[Start]
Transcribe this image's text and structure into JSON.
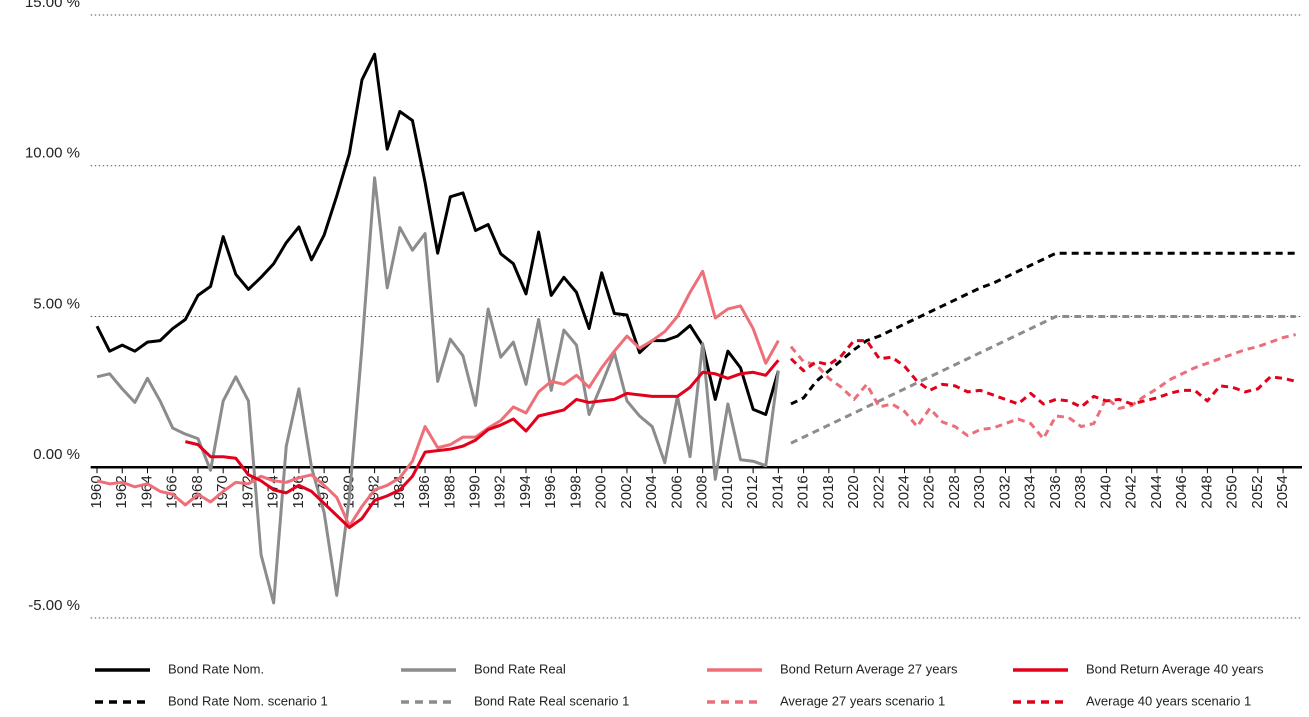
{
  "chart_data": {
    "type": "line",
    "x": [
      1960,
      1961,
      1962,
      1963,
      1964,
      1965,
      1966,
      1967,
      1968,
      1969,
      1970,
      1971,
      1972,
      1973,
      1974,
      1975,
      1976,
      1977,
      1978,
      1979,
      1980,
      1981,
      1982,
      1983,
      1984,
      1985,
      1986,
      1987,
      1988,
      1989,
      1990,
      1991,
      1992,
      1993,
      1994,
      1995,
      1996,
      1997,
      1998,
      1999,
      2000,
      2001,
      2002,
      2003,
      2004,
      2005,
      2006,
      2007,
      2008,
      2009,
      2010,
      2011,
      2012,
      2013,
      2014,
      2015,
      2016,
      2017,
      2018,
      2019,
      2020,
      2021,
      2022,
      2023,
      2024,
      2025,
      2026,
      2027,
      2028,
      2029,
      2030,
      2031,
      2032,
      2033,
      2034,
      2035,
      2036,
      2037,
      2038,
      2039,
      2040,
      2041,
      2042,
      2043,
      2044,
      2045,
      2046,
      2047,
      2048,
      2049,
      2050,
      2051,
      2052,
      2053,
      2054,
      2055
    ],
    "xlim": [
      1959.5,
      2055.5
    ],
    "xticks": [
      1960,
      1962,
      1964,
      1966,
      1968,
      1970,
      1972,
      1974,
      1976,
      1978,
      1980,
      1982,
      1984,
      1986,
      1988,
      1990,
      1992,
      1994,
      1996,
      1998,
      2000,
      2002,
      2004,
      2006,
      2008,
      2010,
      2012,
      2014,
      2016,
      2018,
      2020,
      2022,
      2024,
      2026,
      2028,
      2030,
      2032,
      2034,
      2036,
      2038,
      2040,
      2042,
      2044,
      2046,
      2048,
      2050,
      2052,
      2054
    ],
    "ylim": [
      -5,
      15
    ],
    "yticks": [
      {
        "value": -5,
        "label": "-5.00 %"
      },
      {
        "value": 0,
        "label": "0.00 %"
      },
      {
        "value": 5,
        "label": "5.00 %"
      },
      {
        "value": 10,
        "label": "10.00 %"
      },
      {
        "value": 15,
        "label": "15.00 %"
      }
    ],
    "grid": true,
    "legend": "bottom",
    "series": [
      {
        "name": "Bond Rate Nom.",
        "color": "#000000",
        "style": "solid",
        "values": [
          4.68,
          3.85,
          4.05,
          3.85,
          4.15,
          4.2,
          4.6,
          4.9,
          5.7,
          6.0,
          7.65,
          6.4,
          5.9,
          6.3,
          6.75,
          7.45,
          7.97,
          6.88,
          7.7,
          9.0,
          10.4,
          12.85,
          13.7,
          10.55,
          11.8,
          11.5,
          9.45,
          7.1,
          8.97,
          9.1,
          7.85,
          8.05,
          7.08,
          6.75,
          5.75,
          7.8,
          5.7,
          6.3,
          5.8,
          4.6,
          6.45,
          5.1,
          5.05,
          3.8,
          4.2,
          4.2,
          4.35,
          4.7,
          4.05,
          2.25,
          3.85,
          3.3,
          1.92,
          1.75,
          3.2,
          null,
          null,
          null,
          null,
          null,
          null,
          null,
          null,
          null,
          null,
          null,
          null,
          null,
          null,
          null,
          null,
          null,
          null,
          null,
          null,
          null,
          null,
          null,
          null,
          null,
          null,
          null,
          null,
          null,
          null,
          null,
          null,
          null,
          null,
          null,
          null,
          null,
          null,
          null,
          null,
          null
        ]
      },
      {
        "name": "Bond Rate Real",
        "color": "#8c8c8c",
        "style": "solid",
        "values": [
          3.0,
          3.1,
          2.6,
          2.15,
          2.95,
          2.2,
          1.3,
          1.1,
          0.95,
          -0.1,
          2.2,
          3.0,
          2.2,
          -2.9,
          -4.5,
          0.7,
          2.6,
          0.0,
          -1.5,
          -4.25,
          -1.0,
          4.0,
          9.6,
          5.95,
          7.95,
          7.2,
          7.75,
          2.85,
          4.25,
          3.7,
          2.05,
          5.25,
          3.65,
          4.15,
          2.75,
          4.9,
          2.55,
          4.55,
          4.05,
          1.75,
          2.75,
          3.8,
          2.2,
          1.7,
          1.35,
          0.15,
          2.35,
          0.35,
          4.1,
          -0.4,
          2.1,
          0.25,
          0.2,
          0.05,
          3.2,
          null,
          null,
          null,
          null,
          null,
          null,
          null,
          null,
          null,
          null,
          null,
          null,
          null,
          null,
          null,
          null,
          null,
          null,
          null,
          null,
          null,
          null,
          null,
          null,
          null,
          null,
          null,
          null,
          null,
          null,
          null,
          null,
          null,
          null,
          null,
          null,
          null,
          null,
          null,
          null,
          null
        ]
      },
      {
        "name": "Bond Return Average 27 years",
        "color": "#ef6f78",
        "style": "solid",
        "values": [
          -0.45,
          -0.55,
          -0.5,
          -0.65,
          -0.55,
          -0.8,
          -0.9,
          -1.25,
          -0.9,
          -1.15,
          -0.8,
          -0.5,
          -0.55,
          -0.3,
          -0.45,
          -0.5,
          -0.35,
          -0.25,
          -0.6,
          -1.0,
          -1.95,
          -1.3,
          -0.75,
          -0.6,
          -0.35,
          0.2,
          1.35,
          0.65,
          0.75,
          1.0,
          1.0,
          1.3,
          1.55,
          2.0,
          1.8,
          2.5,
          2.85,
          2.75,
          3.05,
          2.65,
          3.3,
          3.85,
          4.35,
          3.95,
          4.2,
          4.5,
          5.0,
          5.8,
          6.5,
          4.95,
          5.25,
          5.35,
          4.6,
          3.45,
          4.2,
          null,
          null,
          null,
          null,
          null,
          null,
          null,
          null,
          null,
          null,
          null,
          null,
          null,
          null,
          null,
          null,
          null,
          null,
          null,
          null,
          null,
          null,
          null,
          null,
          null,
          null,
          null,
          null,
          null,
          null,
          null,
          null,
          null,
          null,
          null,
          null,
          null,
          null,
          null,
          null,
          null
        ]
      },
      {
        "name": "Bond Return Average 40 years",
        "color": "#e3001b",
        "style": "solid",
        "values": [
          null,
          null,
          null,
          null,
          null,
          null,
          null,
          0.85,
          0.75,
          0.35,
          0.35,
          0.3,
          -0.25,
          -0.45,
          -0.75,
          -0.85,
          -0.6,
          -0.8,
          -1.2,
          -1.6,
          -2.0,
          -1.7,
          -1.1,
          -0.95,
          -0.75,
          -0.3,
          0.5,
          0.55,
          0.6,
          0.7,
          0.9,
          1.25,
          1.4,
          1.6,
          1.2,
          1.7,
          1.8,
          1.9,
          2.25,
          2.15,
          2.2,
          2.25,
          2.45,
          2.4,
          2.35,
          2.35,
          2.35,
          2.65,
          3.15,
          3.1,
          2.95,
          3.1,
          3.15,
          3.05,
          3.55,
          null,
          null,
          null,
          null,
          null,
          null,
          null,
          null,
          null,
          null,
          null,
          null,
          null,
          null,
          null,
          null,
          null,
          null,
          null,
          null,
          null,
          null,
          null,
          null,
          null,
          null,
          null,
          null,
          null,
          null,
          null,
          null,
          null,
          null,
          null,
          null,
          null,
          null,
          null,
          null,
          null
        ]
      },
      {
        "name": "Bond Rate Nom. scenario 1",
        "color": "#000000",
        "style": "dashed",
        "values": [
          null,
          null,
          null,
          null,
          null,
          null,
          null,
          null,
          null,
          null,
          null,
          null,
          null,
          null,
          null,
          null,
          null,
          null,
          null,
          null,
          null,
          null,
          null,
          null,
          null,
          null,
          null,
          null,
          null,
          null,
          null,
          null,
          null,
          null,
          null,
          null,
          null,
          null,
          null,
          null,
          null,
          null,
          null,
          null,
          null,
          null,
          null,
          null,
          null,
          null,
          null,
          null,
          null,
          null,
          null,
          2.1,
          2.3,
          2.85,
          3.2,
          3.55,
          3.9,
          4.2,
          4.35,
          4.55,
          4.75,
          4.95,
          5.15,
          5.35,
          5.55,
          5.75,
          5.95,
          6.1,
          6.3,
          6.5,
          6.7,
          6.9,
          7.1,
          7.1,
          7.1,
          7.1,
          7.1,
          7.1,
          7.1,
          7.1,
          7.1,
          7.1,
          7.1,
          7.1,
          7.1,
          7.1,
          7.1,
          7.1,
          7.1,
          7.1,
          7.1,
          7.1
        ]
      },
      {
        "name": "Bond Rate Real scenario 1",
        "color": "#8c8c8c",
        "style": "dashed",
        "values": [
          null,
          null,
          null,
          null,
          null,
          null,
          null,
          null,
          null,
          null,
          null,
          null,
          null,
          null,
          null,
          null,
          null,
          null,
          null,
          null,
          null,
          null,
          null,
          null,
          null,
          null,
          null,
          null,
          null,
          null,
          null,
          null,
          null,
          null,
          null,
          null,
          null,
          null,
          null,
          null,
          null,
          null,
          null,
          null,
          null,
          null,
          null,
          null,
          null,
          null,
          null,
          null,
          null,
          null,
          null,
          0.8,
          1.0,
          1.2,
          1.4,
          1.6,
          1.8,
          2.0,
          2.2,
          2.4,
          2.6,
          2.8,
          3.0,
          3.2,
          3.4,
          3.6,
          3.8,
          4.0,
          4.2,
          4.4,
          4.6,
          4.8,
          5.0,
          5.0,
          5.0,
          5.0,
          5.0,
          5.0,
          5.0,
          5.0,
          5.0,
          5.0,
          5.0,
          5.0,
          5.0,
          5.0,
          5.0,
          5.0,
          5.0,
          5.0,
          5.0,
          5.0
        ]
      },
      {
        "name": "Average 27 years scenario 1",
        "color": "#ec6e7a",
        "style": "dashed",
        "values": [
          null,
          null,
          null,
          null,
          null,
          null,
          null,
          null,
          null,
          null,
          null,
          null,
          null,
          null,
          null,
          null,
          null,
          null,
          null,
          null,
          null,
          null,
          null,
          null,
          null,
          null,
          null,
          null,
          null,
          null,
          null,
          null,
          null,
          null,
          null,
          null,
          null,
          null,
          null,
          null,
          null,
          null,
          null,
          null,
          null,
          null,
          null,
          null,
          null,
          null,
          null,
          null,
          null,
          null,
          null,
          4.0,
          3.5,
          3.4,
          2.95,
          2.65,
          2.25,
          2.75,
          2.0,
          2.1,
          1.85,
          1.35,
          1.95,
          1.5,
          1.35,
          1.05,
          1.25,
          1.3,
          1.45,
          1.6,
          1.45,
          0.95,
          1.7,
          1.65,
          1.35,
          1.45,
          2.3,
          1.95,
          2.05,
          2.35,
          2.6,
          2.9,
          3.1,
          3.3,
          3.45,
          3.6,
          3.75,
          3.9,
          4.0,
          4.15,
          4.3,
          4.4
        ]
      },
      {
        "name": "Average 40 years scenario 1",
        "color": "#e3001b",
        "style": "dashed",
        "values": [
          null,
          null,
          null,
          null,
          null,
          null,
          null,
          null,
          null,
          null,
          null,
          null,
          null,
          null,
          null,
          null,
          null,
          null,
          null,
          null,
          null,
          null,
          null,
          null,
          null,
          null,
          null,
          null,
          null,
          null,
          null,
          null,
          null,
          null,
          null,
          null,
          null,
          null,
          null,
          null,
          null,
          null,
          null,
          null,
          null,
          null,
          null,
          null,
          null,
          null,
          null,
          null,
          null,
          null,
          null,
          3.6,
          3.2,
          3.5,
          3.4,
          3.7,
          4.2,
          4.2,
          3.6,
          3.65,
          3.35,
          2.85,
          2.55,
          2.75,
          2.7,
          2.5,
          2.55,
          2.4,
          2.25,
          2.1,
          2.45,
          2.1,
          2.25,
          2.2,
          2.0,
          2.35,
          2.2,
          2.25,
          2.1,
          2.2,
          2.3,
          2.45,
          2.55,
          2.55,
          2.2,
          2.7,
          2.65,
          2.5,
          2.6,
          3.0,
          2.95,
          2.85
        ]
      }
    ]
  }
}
[End]
**EXERCISE TASK:** How many lines in the records above contain the word "Bond"? Reply with the number and nothing more.

**RESPONSE TO THE EXERCISE:** 6